## What you need to do
1) In the passage on the carbon negative biorefinery, why is a large facility expected to do better economically than the small one that was assessed? Answer in one to three sentences.
2) Carry the passage on the carbon negative biorefinery forward from its last sentence.

## Source extract
--- start ---

A biorefinery is a renewable analogue of a petrochemical refinery that converts biomass and biowastes into chemicals, fuels, and products. A Carbon Negative Biorefinery is a specific type of biorefinery concept developed by Dr Adeel Ghayur that consumes CO2 and wastes as feeds in addition to biomass and biowastes for the production of carbon negative hydrogen, biochemicals, biofuels and bioplastics. The CNHUB is based on the carbon negative biorefinery concept.

CO2CRC’s techno-economic simulation results for the carbon negative biorefinery concept show carbon negative hydrogen production cost of $1.60 per kilogram, much lower than Australia’s current goal of renewable hydrogen for $2 per kilogram. These economic assessments were carried out for a small facility producing 8,000 metric tonnes per annum of renewable carbon negative hydrogen. The facility captures 57,000 metric tonnes of CO2 from the non-food biomass/biowaste (over 7 tonnes of CO2 per tonne of hydrogen). The techno-economic study cost estimation includes the separation, purification and capture of CO2. The facility’s energy demands are fulfilled from renewable resources and included  as well. A large facility  can produce up to 80,000 metric tonnes per annum and is expected to benefit from economies of scale.

--- end ---

## Data rows
--- start ---

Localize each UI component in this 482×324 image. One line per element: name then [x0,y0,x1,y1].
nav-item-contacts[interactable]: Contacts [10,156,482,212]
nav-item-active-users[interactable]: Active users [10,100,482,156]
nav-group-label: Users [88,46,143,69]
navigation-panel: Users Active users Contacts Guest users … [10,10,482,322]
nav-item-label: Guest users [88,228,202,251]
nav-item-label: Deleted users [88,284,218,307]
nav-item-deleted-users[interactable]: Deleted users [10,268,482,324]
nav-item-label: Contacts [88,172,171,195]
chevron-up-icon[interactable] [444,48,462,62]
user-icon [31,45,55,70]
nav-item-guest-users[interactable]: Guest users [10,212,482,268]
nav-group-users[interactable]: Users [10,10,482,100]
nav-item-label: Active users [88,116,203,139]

--- end ---

## Responses per task
1) The assessed small facility produces 8,000 metric tonnes of hydrogen per annum, while a large facility can produce up to 80,000 metric tonnes per annum. Because of that larger scale, the large facility is expected to benefit from economies of scale.

2)
Current Challenges

Currently, very limited chemicals and biofuels are commercially produced in biorefineries. This is due to the lengthy and expensive four stage process from laboratory research to the commercial biorefinery. Within this process, demonstration is the most crucial stage as it determines the technological and commercial viability of the large scale biorefinery. Current designs and operational practices of the demonstration stage are too costly, time consuming and inflexible. The CNHUB is being designed to address this critical drawback and provide an accelerated pathway to companies for their research from laboratory to commercial scale.


To provide an accelerated and low-cost scale-up of negative emission technologies (NETs) and waste recycling from lab to the demo-scale

CNHUB’s Proposed Capabilities

The CNHUB is based on a Carbon Negative Biorefinery concept and designed as the RD&D demo-centre for the circular, hydrogen and bio-economies’ industries with:

  • Feedstocks of biowaste, plastic waste, biomass, hydrogen and CO2;
  • Technologies of thermochemical and biochemical (fermentation) processes; and
  • Products of biohydrogen, biochemicals, biofuels, bioplastics and bioproducts.